Stored items:
■ ■ ■ ■ ■ ■ ■
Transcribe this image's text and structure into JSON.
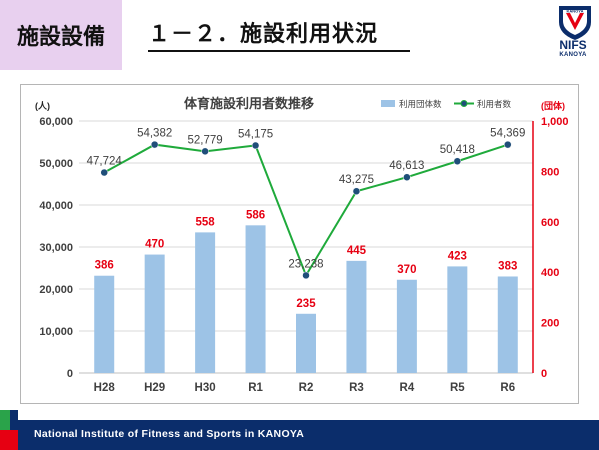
{
  "header": {
    "section_label": "施設設備",
    "slide_title": "１－２．施設利用状況"
  },
  "logo": {
    "emblem_text": "KANOYA",
    "name": "NIFS",
    "subname": "KANOYA"
  },
  "footer": {
    "text": "National Institute of Fitness and Sports in KANOYA"
  },
  "colors": {
    "bar": "#9dc3e6",
    "line": "#1faa3b",
    "marker": "#1f4e79",
    "footer": "#0b2d6b",
    "right_axis": "#e60012",
    "bar_label": "#e60012"
  },
  "chart_data": {
    "type": "bar+line",
    "title": "体育施設利用者数推移",
    "categories": [
      "H28",
      "H29",
      "H30",
      "R1",
      "R2",
      "R3",
      "R4",
      "R5",
      "R6"
    ],
    "series": [
      {
        "name": "利用団体数",
        "type": "bar",
        "axis": "right",
        "values": [
          386,
          470,
          558,
          586,
          235,
          445,
          370,
          423,
          383
        ]
      },
      {
        "name": "利用者数",
        "type": "line",
        "axis": "left",
        "values": [
          47724,
          54382,
          52779,
          54175,
          23238,
          43275,
          46613,
          50418,
          54369
        ]
      }
    ],
    "y_left": {
      "label": "(人)",
      "range": [
        0,
        60000
      ],
      "ticks": [
        "0",
        "10,000",
        "20,000",
        "30,000",
        "40,000",
        "50,000",
        "60,000"
      ]
    },
    "y_right": {
      "label": "(団体)",
      "range": [
        0,
        1000
      ],
      "ticks": [
        "0",
        "200",
        "400",
        "600",
        "800",
        "1,000"
      ]
    },
    "line_labels": [
      "47,724",
      "54,382",
      "52,779",
      "54,175",
      "23,238",
      "43,275",
      "46,613",
      "50,418",
      "54,369"
    ],
    "bar_labels": [
      "386",
      "470",
      "558",
      "586",
      "235",
      "445",
      "370",
      "423",
      "383"
    ],
    "grid": true,
    "legend_position": "top-right"
  }
}
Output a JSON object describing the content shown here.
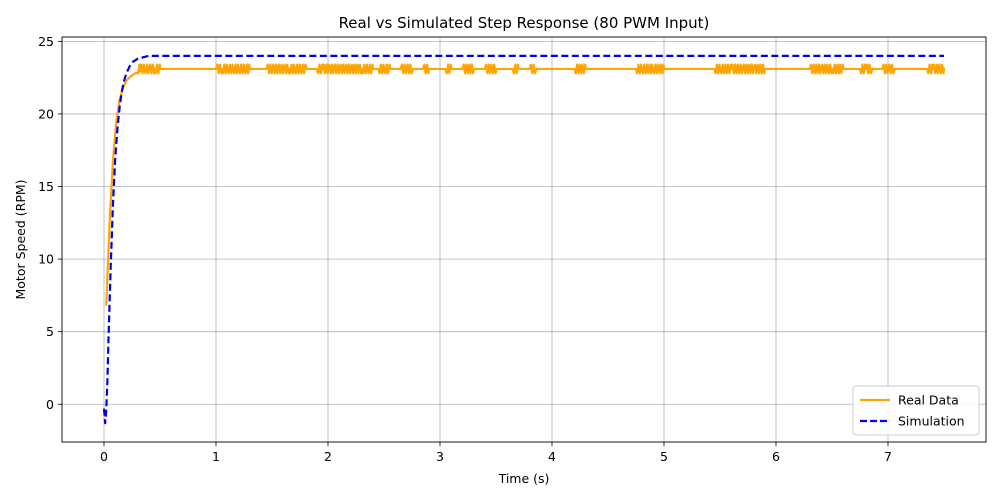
{
  "chart_data": {
    "type": "line",
    "title": "Real vs Simulated Step Response (80 PWM Input)",
    "xlabel": "Time (s)",
    "ylabel": "Motor Speed (RPM)",
    "xlim": [
      -0.375,
      7.875
    ],
    "ylim": [
      -2.6,
      25.3
    ],
    "xticks": [
      0,
      1,
      2,
      3,
      4,
      5,
      6,
      7
    ],
    "yticks": [
      0,
      5,
      10,
      15,
      20,
      25
    ],
    "grid": true,
    "legend_position": "lower-right",
    "series": [
      {
        "name": "Real Data",
        "color": "#FFA500",
        "style": "solid",
        "x": [
          0.02,
          0.05,
          0.08,
          0.11,
          0.14,
          0.17,
          0.2,
          0.24,
          0.28,
          0.32,
          0.36,
          0.4,
          0.45,
          0.5,
          0.55,
          1.0,
          1.05,
          1.1,
          1.15,
          1.2,
          1.25,
          1.3,
          1.4,
          1.45,
          1.5,
          1.55,
          1.6,
          1.65,
          1.7,
          1.75,
          1.9,
          1.95,
          2.0,
          2.05,
          2.1,
          2.15,
          2.2,
          2.3,
          2.35,
          2.4,
          2.5,
          2.6,
          2.7,
          2.8,
          2.9,
          3.0,
          3.1,
          3.2,
          3.3,
          3.4,
          3.6,
          3.7,
          3.8,
          3.9,
          4.2,
          4.3,
          4.7,
          4.8,
          4.9,
          5.0,
          5.4,
          5.5,
          5.6,
          5.7,
          5.8,
          5.9,
          6.3,
          6.4,
          6.5,
          6.6,
          6.7,
          6.8,
          6.9,
          7.0,
          7.3,
          7.4,
          7.5
        ],
        "values": [
          6.8,
          12.5,
          16.8,
          19.5,
          21.0,
          21.8,
          22.3,
          22.6,
          22.8,
          22.9,
          23.0,
          23.1,
          23.1,
          23.1,
          23.1,
          23.1,
          23.1,
          23.1,
          23.1,
          23.1,
          23.1,
          23.1,
          23.1,
          23.1,
          23.1,
          23.1,
          23.1,
          23.1,
          23.1,
          23.1,
          23.1,
          23.1,
          23.1,
          23.1,
          23.1,
          23.1,
          23.1,
          23.1,
          23.1,
          23.1,
          23.1,
          23.1,
          23.1,
          23.1,
          23.1,
          23.1,
          23.1,
          23.1,
          23.1,
          23.1,
          23.1,
          23.1,
          23.1,
          23.1,
          23.1,
          23.1,
          23.1,
          23.1,
          23.1,
          23.1,
          23.1,
          23.1,
          23.1,
          23.1,
          23.1,
          23.1,
          23.1,
          23.1,
          23.1,
          23.1,
          23.1,
          23.1,
          23.1,
          23.1,
          23.1,
          23.1,
          23.2
        ],
        "noise_intervals": [
          [
            0.3,
            0.5
          ],
          [
            1.0,
            1.3
          ],
          [
            1.45,
            1.8
          ],
          [
            1.9,
            2.4
          ],
          [
            2.45,
            2.55
          ],
          [
            2.65,
            2.75
          ],
          [
            2.85,
            2.9
          ],
          [
            3.05,
            3.1
          ],
          [
            3.2,
            3.3
          ],
          [
            3.4,
            3.5
          ],
          [
            3.65,
            3.7
          ],
          [
            3.8,
            3.85
          ],
          [
            4.2,
            4.3
          ],
          [
            4.75,
            5.0
          ],
          [
            5.45,
            5.9
          ],
          [
            6.3,
            6.6
          ],
          [
            6.75,
            6.85
          ],
          [
            6.95,
            7.05
          ],
          [
            7.35,
            7.5
          ]
        ],
        "noise_levels": [
          22.8,
          23.4
        ]
      },
      {
        "name": "Simulation",
        "color": "#0000EE",
        "style": "dashed",
        "x": [
          0.0,
          0.01,
          0.02,
          0.03,
          0.04,
          0.06,
          0.08,
          0.1,
          0.12,
          0.14,
          0.16,
          0.18,
          0.2,
          0.23,
          0.26,
          0.3,
          0.35,
          0.4,
          0.45,
          0.5,
          0.6,
          1.0,
          2.0,
          3.0,
          4.0,
          5.0,
          6.0,
          7.0,
          7.5
        ],
        "values": [
          -0.3,
          -1.3,
          -0.4,
          1.5,
          4.5,
          9.5,
          13.8,
          16.9,
          19.0,
          20.5,
          21.6,
          22.3,
          22.8,
          23.3,
          23.6,
          23.8,
          23.9,
          24.0,
          24.0,
          24.0,
          24.0,
          24.0,
          24.0,
          24.0,
          24.0,
          24.0,
          24.0,
          24.0,
          24.0
        ]
      }
    ]
  }
}
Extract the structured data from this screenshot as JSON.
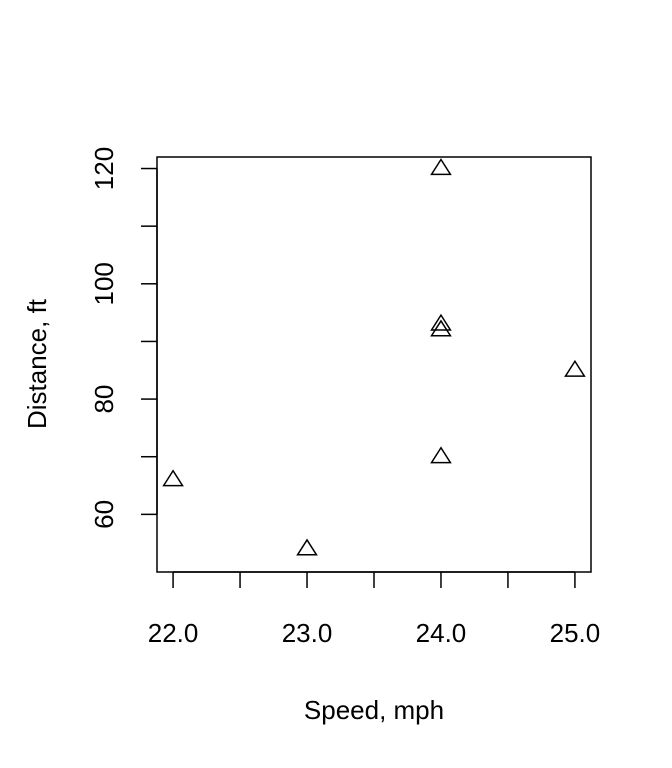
{
  "chart_data": {
    "type": "scatter",
    "title": "",
    "xlabel": "Speed, mph",
    "ylabel": "Distance, ft",
    "xlim": [
      21.88,
      25.12
    ],
    "ylim": [
      50,
      122
    ],
    "x_ticks": [
      22.0,
      22.5,
      23.0,
      23.5,
      24.0,
      24.5,
      25.0
    ],
    "x_tick_labels": [
      "22.0",
      "",
      "23.0",
      "",
      "24.0",
      "",
      "25.0"
    ],
    "y_ticks": [
      60,
      70,
      80,
      90,
      100,
      110,
      120
    ],
    "y_tick_labels": [
      "60",
      "",
      "80",
      "",
      "100",
      "",
      "120"
    ],
    "marker": "open-triangle",
    "grid": false,
    "points": [
      {
        "x": 22,
        "y": 66
      },
      {
        "x": 23,
        "y": 54
      },
      {
        "x": 24,
        "y": 70
      },
      {
        "x": 24,
        "y": 92
      },
      {
        "x": 24,
        "y": 93
      },
      {
        "x": 24,
        "y": 120
      },
      {
        "x": 25,
        "y": 85
      }
    ]
  }
}
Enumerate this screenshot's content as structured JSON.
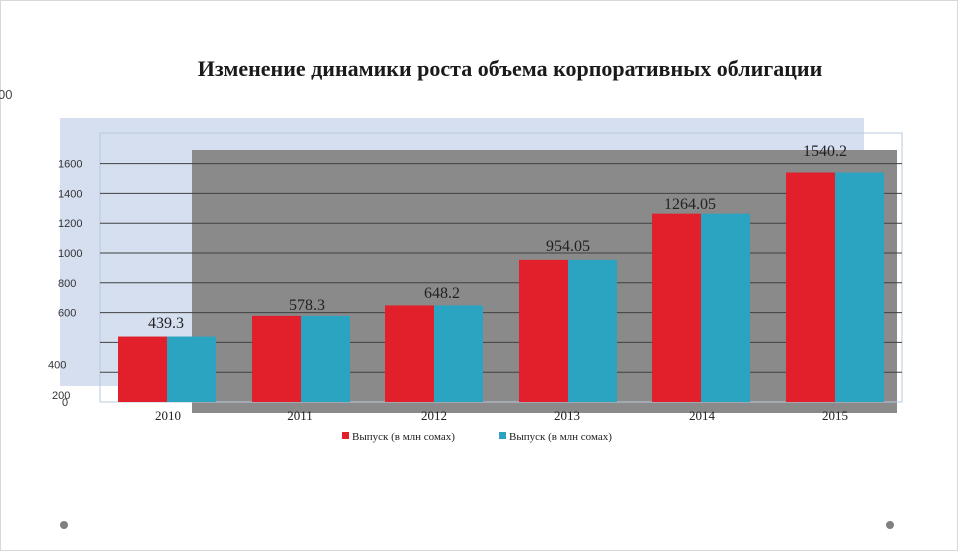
{
  "slide": {
    "stray_label": "00"
  },
  "chart_data": {
    "type": "bar",
    "title": "Изменение динамики роста объема корпоративных облигации",
    "categories": [
      "2010",
      "2011",
      "2012",
      "2013",
      "2014",
      "2015"
    ],
    "series": [
      {
        "name": "Выпуск (в млн сомах)",
        "color": "#e2202c",
        "values": [
          439.3,
          578.3,
          648.2,
          954.05,
          1264.05,
          1540.2
        ]
      },
      {
        "name": "Выпуск (в млн сомах)",
        "color": "#2aa4c0",
        "values": [
          439.3,
          578.3,
          648.2,
          954.05,
          1264.05,
          1540.2
        ]
      }
    ],
    "data_labels": [
      "439.3",
      "578.3",
      "648.2",
      "954.05",
      "1264.05",
      "1540.2"
    ],
    "yticks": [
      0,
      200,
      400,
      600,
      800,
      1000,
      1200,
      1400,
      1600
    ],
    "ylim": [
      0,
      1600
    ],
    "grid": true,
    "legend": "bottom",
    "colors": {
      "panel": "#d5dff0",
      "shadow": "#8a8a8a",
      "grid": "#404040"
    }
  }
}
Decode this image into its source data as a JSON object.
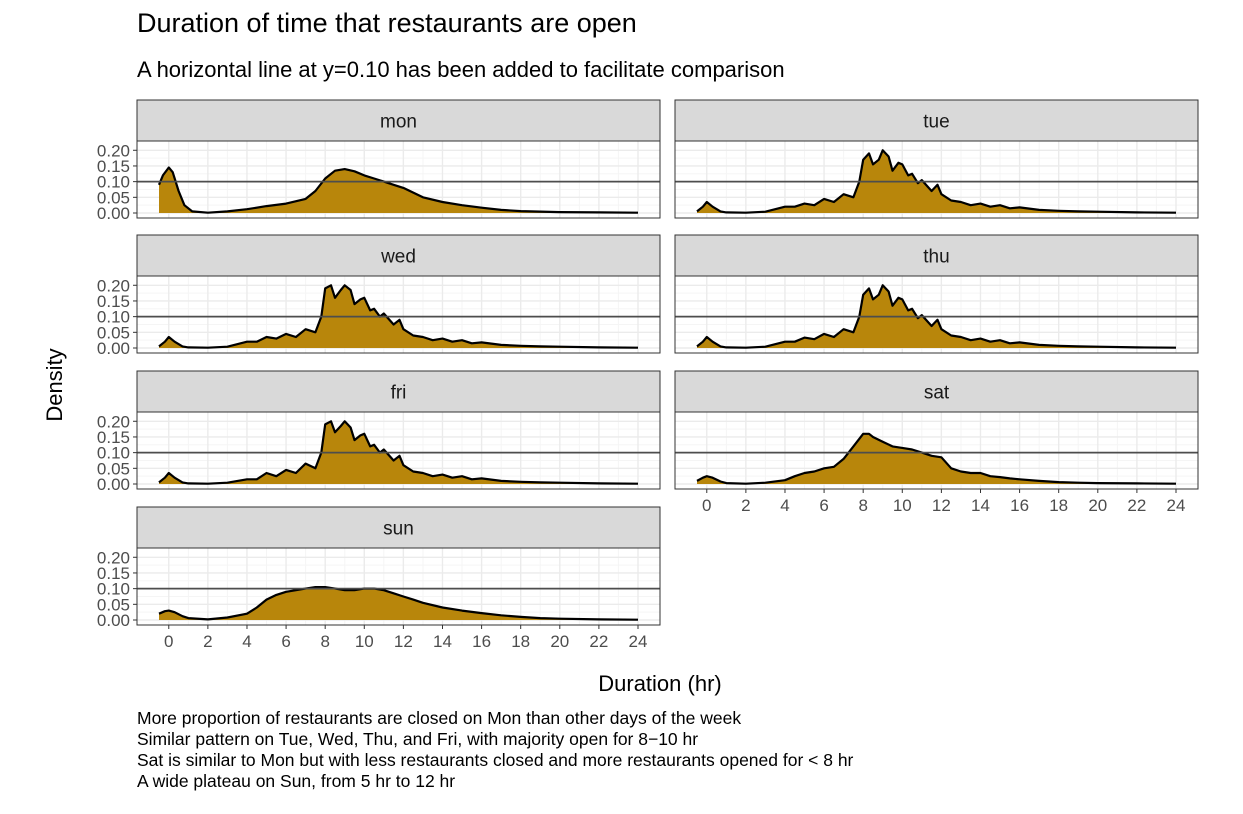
■ ■ ■ ■ ■ ■ ■
Count the lines that hold the string "image" and state that number alone.

-- Reply to the exercise --
2